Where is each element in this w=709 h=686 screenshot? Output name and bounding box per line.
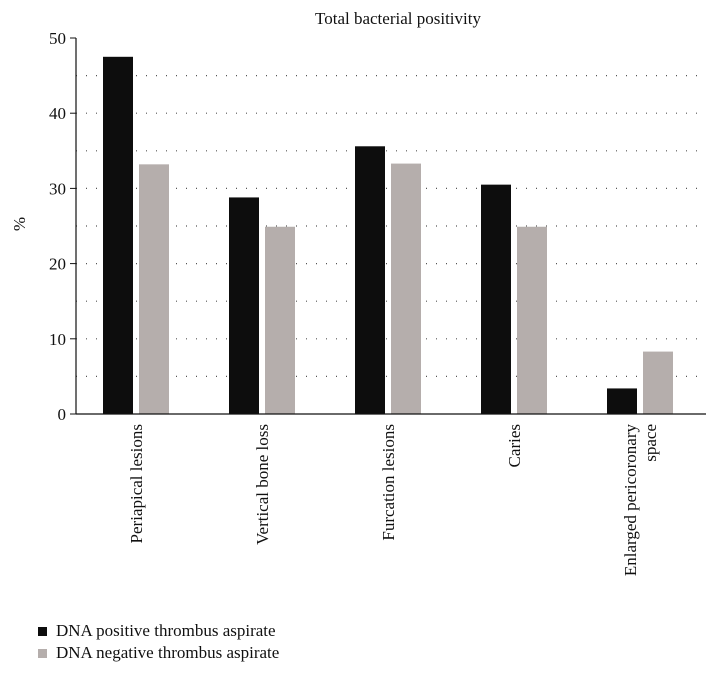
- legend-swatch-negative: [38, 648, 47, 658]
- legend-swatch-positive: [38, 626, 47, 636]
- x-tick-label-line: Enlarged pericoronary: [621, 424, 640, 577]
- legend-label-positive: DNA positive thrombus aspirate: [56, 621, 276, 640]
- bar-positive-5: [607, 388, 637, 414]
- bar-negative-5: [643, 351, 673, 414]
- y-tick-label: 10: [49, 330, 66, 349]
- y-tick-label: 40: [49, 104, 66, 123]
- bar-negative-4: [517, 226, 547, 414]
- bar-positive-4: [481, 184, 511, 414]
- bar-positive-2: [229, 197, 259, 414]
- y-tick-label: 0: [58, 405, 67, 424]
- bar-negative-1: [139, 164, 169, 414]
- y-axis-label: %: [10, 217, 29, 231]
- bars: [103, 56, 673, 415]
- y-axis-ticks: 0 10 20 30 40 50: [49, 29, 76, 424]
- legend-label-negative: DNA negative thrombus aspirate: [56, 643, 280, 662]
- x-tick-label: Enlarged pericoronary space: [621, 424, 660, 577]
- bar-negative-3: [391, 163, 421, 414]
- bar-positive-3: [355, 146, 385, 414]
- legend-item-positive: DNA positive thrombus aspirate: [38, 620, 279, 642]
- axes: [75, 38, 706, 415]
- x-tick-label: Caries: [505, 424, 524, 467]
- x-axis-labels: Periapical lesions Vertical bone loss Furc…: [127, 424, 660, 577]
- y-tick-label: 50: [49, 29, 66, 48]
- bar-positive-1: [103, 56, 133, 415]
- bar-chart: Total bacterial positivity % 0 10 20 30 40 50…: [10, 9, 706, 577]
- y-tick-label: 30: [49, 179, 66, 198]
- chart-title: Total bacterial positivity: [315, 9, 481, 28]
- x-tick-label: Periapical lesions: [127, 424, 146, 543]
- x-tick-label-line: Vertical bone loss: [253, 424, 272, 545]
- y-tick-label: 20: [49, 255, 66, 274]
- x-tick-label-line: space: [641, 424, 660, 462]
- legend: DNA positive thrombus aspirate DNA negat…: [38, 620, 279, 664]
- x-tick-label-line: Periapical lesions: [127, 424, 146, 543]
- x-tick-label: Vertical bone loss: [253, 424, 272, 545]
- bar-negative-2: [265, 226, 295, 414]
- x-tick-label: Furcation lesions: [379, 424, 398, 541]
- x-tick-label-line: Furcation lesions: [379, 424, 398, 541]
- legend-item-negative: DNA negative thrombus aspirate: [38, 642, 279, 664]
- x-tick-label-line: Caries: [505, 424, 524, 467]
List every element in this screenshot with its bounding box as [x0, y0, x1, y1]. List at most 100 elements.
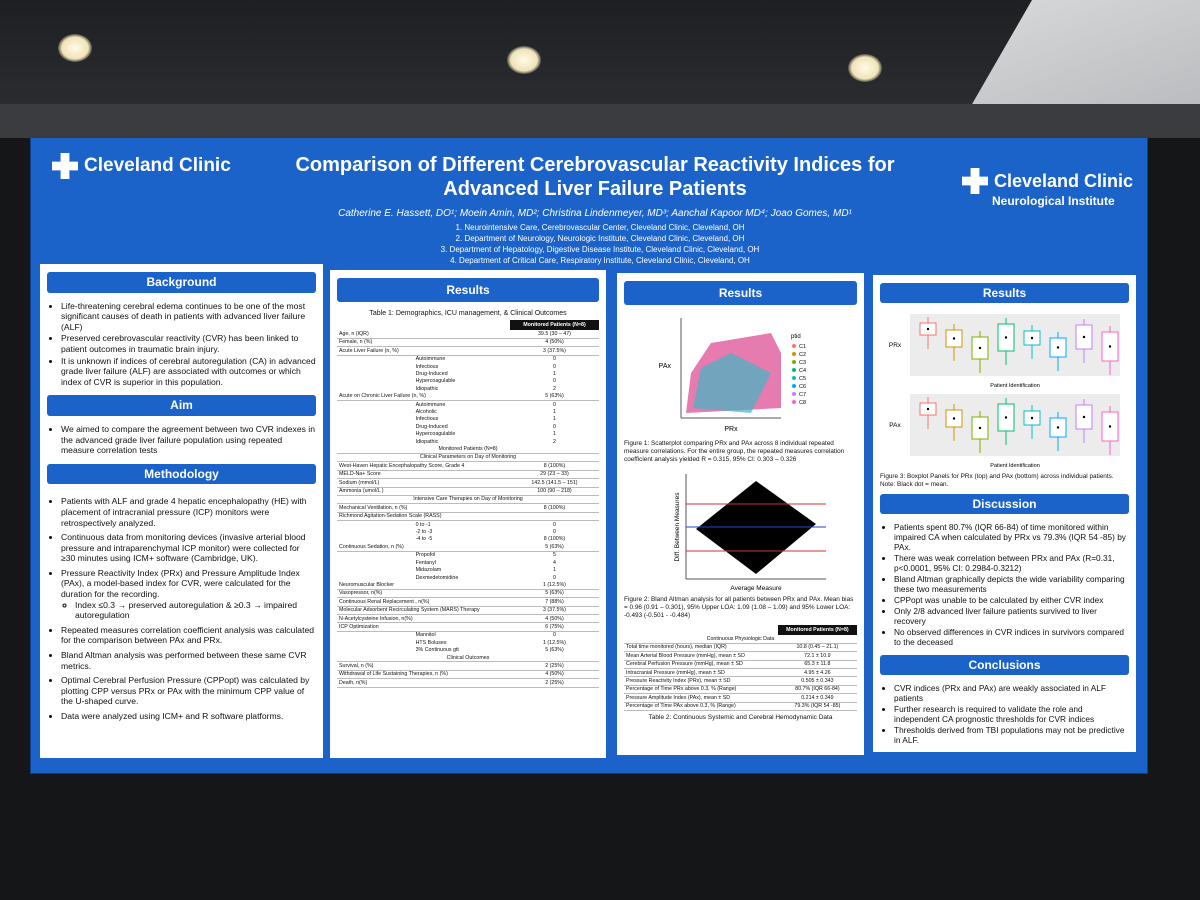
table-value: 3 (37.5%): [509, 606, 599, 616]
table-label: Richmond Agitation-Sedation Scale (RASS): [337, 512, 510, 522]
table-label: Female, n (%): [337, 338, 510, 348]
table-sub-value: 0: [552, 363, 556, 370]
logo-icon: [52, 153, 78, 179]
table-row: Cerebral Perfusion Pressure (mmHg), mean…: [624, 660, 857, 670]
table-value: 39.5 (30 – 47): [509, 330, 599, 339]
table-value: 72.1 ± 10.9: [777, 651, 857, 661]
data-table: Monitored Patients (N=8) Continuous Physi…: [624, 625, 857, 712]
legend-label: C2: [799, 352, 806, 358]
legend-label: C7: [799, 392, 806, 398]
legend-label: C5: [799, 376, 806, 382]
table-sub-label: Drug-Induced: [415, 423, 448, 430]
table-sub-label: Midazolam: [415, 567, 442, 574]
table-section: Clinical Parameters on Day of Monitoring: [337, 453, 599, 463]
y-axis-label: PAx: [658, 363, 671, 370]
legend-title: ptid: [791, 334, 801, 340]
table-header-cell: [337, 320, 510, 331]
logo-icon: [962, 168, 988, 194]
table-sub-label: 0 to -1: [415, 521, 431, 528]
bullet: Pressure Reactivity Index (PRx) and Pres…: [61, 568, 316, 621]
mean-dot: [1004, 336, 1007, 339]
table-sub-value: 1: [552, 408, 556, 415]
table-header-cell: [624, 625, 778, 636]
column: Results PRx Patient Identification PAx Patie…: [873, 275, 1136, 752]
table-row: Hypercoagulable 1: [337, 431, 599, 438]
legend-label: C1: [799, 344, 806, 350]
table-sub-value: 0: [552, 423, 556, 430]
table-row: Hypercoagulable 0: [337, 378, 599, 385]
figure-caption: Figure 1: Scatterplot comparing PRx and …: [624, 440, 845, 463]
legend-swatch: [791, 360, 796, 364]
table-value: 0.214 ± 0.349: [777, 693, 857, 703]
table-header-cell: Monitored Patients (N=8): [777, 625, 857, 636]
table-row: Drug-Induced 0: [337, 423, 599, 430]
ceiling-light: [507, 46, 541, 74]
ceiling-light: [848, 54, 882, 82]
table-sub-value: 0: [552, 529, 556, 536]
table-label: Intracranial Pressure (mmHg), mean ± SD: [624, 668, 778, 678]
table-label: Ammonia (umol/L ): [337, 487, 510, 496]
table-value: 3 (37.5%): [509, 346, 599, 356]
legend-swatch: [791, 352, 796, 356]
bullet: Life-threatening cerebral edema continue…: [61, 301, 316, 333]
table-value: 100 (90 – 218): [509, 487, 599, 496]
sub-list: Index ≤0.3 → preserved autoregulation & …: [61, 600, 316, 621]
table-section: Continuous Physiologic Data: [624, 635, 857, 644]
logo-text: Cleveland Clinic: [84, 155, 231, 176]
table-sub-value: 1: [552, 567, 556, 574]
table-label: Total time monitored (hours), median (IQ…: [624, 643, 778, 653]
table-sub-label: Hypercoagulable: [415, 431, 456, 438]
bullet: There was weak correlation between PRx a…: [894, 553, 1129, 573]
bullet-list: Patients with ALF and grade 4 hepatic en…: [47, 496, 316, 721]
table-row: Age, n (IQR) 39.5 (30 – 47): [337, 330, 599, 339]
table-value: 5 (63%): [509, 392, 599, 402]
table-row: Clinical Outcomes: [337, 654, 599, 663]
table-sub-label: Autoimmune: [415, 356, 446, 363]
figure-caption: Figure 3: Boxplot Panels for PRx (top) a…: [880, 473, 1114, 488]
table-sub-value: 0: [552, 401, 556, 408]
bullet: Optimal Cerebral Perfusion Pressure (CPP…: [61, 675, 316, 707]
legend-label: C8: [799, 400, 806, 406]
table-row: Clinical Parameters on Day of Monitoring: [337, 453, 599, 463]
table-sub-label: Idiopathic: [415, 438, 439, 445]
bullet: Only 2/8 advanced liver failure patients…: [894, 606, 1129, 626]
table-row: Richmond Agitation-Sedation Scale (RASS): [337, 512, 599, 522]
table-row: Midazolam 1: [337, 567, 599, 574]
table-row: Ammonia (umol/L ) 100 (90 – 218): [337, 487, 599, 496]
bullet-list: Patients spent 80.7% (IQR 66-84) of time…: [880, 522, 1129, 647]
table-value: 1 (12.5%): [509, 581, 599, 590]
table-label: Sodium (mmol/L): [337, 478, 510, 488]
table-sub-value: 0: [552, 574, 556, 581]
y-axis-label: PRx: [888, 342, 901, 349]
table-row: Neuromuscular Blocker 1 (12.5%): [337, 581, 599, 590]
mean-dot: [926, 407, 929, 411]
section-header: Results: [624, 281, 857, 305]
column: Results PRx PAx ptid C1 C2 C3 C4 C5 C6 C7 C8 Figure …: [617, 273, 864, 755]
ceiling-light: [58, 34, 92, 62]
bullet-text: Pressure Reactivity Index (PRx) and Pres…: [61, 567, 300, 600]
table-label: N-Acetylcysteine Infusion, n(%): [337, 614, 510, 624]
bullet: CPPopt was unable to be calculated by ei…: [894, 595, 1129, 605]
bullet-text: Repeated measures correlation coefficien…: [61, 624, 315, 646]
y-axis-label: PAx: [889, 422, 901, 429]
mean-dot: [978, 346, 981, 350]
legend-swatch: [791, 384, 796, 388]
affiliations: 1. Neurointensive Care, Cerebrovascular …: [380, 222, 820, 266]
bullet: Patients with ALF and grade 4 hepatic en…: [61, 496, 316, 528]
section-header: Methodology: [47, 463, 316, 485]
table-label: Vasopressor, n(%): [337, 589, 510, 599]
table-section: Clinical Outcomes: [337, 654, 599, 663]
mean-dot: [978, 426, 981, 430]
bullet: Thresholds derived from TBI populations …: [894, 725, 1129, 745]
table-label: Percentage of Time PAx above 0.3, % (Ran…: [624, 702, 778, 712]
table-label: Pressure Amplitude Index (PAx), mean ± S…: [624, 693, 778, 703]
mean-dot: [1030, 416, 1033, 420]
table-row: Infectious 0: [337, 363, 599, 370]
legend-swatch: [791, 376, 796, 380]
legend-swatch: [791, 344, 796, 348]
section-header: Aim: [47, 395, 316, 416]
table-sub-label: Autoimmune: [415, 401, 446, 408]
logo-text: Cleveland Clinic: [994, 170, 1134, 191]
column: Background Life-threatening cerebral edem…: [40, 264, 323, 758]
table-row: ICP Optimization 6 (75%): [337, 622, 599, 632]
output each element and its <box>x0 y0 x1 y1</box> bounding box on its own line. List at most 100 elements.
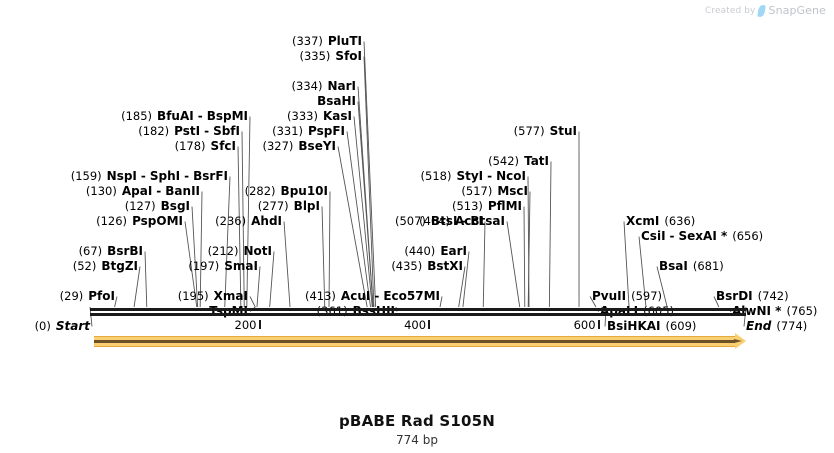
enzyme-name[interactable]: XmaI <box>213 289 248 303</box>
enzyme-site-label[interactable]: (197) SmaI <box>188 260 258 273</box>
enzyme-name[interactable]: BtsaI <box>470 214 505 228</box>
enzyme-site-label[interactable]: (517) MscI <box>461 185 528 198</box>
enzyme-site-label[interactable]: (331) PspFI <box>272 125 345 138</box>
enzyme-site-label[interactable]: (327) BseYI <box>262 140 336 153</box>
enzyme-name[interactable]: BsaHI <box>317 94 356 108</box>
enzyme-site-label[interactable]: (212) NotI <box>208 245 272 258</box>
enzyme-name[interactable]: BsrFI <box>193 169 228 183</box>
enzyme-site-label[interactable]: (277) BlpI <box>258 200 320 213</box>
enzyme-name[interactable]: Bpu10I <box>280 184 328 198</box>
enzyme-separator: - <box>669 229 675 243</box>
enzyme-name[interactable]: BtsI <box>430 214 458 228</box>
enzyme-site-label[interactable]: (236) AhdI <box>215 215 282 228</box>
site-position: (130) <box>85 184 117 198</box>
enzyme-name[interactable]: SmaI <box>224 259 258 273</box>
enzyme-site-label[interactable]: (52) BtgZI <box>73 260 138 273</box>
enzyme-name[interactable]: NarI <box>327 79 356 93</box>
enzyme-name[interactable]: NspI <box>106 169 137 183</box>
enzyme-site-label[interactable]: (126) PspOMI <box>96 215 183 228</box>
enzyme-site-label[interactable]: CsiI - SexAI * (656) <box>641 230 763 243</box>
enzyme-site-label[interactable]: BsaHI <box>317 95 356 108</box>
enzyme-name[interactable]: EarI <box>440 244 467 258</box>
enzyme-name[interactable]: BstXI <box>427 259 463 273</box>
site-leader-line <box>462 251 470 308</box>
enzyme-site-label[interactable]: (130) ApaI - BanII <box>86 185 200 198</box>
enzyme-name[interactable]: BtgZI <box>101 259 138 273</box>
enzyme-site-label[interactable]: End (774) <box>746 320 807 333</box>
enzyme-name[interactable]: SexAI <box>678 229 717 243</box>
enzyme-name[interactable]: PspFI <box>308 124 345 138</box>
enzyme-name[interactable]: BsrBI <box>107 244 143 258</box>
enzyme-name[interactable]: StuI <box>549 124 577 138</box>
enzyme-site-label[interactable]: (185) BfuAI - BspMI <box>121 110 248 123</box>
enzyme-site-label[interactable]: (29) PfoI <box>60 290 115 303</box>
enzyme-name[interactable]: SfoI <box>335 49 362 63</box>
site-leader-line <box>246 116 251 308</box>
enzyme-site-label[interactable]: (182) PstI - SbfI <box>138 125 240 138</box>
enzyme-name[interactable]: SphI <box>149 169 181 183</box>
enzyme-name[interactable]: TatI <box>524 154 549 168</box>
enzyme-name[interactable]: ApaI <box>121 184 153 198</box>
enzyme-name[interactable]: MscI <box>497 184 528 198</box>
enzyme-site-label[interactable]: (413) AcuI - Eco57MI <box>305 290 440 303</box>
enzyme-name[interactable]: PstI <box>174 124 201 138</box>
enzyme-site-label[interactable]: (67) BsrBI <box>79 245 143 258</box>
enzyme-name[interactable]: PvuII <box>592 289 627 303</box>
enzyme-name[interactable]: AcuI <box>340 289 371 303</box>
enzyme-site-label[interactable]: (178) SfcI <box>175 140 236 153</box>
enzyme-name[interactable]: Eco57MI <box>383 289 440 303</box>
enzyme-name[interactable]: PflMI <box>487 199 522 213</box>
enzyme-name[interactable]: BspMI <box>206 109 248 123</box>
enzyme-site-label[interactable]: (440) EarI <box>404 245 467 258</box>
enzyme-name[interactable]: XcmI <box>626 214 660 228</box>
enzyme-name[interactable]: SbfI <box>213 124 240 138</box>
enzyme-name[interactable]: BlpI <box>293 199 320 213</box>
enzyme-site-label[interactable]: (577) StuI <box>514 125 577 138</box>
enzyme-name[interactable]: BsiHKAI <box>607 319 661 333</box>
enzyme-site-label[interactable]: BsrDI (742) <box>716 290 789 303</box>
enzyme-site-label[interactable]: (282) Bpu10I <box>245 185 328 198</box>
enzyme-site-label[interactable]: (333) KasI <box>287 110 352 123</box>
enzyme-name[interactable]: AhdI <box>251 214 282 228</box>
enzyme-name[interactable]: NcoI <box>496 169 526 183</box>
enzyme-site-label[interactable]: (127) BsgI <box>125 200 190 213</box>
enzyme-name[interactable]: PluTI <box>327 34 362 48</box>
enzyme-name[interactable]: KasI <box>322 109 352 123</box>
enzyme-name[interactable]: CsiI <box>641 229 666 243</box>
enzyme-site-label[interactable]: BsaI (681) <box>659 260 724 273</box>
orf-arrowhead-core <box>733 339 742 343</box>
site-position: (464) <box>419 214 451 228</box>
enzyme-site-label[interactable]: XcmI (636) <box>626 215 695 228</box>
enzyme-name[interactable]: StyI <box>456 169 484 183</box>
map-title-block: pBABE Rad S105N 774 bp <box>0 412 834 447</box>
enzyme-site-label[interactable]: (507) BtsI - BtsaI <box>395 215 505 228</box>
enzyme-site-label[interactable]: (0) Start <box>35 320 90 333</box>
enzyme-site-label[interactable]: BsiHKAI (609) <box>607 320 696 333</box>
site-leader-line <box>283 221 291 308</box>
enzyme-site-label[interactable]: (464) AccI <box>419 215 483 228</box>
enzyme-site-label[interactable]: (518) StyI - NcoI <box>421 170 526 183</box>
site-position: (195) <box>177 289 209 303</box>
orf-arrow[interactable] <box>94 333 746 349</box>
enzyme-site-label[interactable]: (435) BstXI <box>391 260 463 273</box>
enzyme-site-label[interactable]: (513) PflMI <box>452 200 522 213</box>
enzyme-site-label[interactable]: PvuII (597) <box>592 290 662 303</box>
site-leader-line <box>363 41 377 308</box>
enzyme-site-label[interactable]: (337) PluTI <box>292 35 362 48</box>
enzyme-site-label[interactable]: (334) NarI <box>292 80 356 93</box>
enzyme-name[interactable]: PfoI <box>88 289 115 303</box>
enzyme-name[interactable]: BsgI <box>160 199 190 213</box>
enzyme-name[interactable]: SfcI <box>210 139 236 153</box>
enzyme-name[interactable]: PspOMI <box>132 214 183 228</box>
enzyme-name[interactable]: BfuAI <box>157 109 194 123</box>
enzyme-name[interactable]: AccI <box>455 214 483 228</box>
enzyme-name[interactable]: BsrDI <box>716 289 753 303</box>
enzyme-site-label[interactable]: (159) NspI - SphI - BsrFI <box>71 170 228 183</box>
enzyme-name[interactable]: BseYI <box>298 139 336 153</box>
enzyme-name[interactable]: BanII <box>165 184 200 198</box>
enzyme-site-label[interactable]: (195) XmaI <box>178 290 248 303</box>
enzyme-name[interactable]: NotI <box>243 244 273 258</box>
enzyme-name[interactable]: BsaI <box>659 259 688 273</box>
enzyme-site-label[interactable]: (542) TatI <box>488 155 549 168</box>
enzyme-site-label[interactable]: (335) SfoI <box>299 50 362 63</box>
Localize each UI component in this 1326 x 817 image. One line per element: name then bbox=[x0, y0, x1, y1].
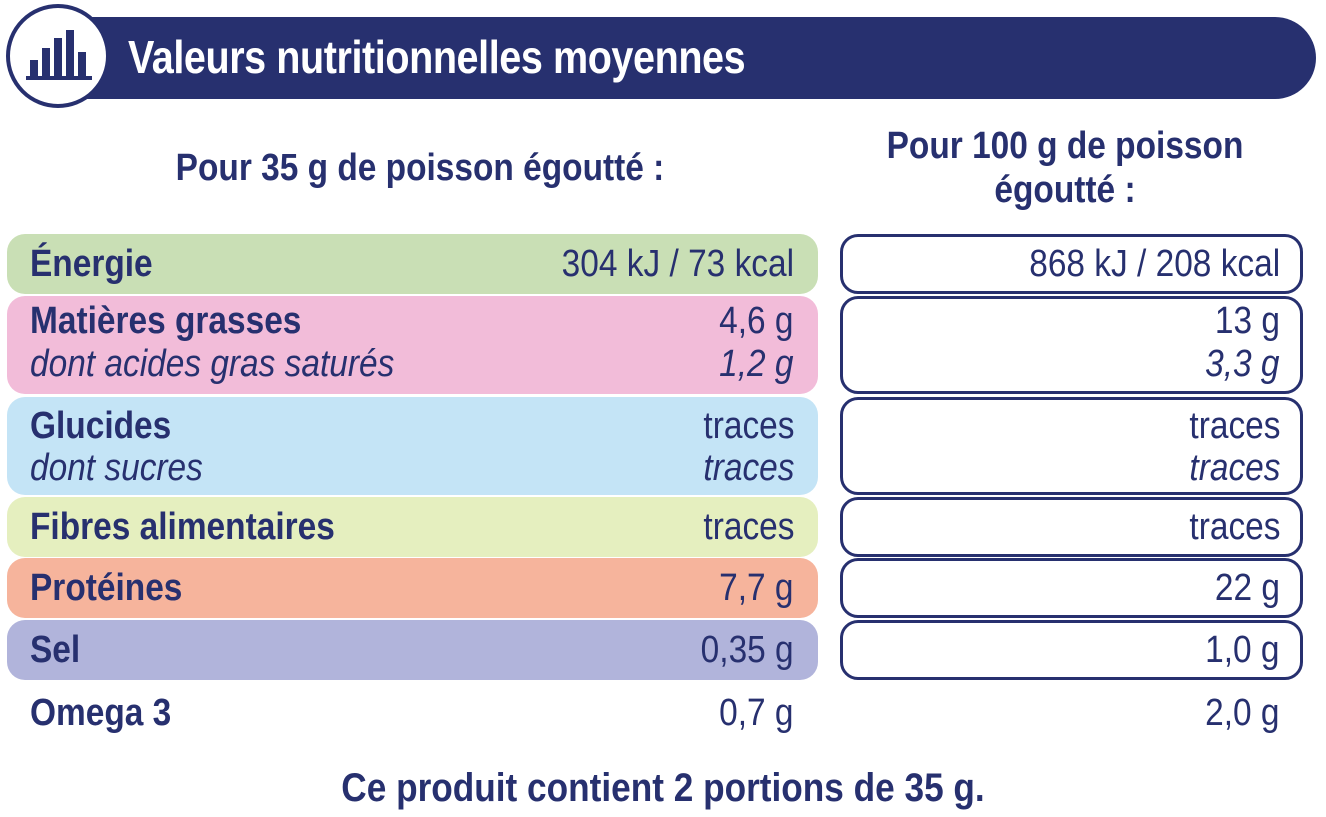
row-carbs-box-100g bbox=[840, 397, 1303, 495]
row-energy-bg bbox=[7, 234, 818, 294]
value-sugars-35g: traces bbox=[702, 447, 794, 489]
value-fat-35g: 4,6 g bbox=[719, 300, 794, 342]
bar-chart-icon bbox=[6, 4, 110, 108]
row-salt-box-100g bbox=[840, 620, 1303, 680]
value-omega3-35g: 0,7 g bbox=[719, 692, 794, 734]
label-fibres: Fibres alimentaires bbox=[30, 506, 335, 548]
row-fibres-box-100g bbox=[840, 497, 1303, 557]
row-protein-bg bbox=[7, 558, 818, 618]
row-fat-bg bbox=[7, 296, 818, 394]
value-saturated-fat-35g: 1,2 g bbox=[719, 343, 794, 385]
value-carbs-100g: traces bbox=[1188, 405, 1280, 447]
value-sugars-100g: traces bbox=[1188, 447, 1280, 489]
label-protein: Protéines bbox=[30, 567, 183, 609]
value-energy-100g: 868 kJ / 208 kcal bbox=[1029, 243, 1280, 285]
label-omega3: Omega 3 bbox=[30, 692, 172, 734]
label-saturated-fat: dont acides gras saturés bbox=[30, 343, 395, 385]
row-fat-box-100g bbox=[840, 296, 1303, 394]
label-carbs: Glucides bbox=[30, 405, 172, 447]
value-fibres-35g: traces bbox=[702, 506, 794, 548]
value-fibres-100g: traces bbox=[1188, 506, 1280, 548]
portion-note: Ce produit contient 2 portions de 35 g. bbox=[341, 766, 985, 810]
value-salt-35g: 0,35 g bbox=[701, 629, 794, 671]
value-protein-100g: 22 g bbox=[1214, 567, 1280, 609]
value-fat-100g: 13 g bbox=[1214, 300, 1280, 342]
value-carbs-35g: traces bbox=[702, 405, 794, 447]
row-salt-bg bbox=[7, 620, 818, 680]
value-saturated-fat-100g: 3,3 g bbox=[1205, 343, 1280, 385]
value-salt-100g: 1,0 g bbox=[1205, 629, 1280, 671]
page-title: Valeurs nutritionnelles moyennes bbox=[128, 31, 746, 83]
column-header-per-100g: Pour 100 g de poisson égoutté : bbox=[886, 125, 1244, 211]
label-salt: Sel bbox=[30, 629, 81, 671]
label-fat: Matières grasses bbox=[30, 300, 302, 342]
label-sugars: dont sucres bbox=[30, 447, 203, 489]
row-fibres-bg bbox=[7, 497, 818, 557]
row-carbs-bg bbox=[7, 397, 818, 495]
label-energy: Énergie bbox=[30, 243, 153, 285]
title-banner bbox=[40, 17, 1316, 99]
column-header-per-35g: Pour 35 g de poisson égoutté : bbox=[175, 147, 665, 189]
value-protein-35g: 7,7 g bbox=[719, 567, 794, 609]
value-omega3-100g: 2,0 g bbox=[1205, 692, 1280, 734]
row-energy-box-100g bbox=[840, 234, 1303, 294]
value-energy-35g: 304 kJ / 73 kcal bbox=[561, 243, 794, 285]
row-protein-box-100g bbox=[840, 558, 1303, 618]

____

◆ What you will do ◆
Pull every line containing "NotI" out of the records.

◆ Expected answer ◆
enzyme-site-label[interactable]: (212) NotI <box>208 245 272 258</box>
enzyme-name[interactable]: NotI <box>243 244 273 258</box>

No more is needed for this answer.